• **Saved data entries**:
* START *

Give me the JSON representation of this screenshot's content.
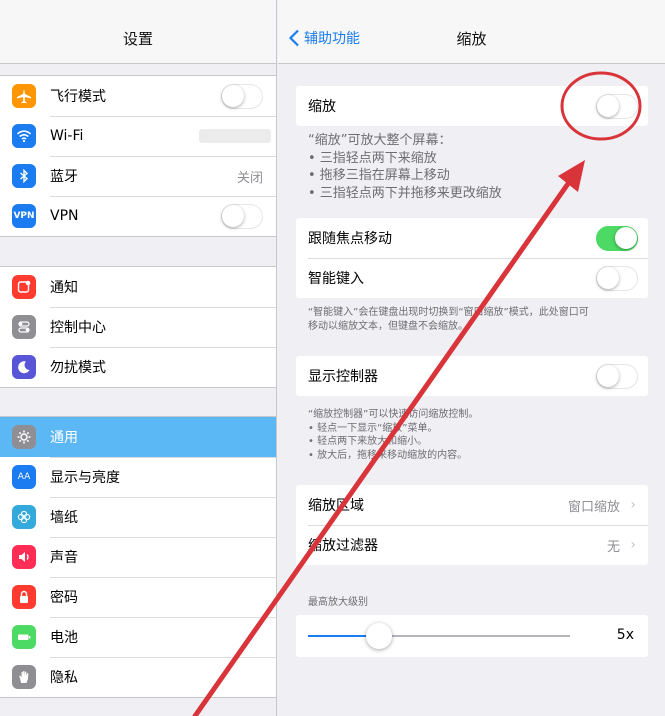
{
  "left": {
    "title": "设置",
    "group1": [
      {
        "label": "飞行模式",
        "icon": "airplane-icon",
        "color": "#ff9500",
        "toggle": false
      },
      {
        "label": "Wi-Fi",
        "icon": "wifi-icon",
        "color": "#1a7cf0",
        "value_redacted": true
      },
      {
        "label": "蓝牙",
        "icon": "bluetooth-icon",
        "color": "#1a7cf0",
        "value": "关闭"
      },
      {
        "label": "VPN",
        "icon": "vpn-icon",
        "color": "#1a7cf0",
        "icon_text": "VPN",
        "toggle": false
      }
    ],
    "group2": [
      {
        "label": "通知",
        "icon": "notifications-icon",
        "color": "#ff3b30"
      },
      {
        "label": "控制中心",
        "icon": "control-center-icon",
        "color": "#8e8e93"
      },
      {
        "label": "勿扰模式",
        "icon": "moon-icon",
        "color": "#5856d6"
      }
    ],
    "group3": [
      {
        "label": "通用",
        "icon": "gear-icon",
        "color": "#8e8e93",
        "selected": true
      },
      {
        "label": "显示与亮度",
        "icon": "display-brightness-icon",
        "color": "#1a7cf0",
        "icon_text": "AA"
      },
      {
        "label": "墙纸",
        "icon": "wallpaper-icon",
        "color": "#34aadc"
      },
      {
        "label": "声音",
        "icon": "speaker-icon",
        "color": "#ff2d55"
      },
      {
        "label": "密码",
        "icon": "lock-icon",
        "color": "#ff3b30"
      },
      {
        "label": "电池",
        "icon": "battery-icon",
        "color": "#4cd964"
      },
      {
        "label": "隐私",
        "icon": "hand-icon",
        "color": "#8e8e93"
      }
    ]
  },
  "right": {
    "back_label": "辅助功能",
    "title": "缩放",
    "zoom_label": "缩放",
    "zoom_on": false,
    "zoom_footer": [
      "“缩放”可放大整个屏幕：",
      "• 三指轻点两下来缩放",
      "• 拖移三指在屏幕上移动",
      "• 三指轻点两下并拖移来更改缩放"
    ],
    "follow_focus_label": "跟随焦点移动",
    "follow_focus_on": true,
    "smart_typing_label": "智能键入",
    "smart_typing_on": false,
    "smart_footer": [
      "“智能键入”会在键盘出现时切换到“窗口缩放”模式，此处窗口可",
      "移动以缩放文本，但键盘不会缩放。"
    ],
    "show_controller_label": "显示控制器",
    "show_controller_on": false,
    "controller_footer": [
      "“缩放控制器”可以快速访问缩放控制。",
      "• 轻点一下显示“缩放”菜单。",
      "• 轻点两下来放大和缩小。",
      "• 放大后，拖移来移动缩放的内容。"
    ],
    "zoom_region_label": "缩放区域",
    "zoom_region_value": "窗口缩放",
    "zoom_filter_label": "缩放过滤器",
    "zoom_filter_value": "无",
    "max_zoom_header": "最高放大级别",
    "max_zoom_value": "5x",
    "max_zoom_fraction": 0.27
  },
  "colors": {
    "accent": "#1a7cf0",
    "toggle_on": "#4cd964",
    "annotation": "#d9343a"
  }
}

* END *

• **Exercise aim**:
Repeat each record exactly, with the pictures left out.

• **Answer in full**:
Give me the JSON representation of this screenshot's content.
{
  "left": {
    "title": "设置",
    "group1": [
      {
        "label": "飞行模式",
        "icon": "airplane-icon",
        "color": "#ff9500",
        "toggle": false
      },
      {
        "label": "Wi-Fi",
        "icon": "wifi-icon",
        "color": "#1a7cf0",
        "value_redacted": true
      },
      {
        "label": "蓝牙",
        "icon": "bluetooth-icon",
        "color": "#1a7cf0",
        "value": "关闭"
      },
      {
        "label": "VPN",
        "icon": "vpn-icon",
        "color": "#1a7cf0",
        "icon_text": "VPN",
        "toggle": false
      }
    ],
    "group2": [
      {
        "label": "通知",
        "icon": "notifications-icon",
        "color": "#ff3b30"
      },
      {
        "label": "控制中心",
        "icon": "control-center-icon",
        "color": "#8e8e93"
      },
      {
        "label": "勿扰模式",
        "icon": "moon-icon",
        "color": "#5856d6"
      }
    ],
    "group3": [
      {
        "label": "通用",
        "icon": "gear-icon",
        "color": "#8e8e93",
        "selected": true
      },
      {
        "label": "显示与亮度",
        "icon": "display-brightness-icon",
        "color": "#1a7cf0",
        "icon_text": "AA"
      },
      {
        "label": "墙纸",
        "icon": "wallpaper-icon",
        "color": "#34aadc"
      },
      {
        "label": "声音",
        "icon": "speaker-icon",
        "color": "#ff2d55"
      },
      {
        "label": "密码",
        "icon": "lock-icon",
        "color": "#ff3b30"
      },
      {
        "label": "电池",
        "icon": "battery-icon",
        "color": "#4cd964"
      },
      {
        "label": "隐私",
        "icon": "hand-icon",
        "color": "#8e8e93"
      }
    ]
  },
  "right": {
    "back_label": "辅助功能",
    "title": "缩放",
    "zoom_label": "缩放",
    "zoom_on": false,
    "zoom_footer": [
      "“缩放”可放大整个屏幕：",
      "• 三指轻点两下来缩放",
      "• 拖移三指在屏幕上移动",
      "• 三指轻点两下并拖移来更改缩放"
    ],
    "follow_focus_label": "跟随焦点移动",
    "follow_focus_on": true,
    "smart_typing_label": "智能键入",
    "smart_typing_on": false,
    "smart_footer": [
      "“智能键入”会在键盘出现时切换到“窗口缩放”模式，此处窗口可",
      "移动以缩放文本，但键盘不会缩放。"
    ],
    "show_controller_label": "显示控制器",
    "show_controller_on": false,
    "controller_footer": [
      "“缩放控制器”可以快速访问缩放控制。",
      "• 轻点一下显示“缩放”菜单。",
      "• 轻点两下来放大和缩小。",
      "• 放大后，拖移来移动缩放的内容。"
    ],
    "zoom_region_label": "缩放区域",
    "zoom_region_value": "窗口缩放",
    "zoom_filter_label": "缩放过滤器",
    "zoom_filter_value": "无",
    "max_zoom_header": "最高放大级别",
    "max_zoom_value": "5x",
    "max_zoom_fraction": 0.27
  },
  "colors": {
    "accent": "#1a7cf0",
    "toggle_on": "#4cd964",
    "annotation": "#d9343a"
  }
}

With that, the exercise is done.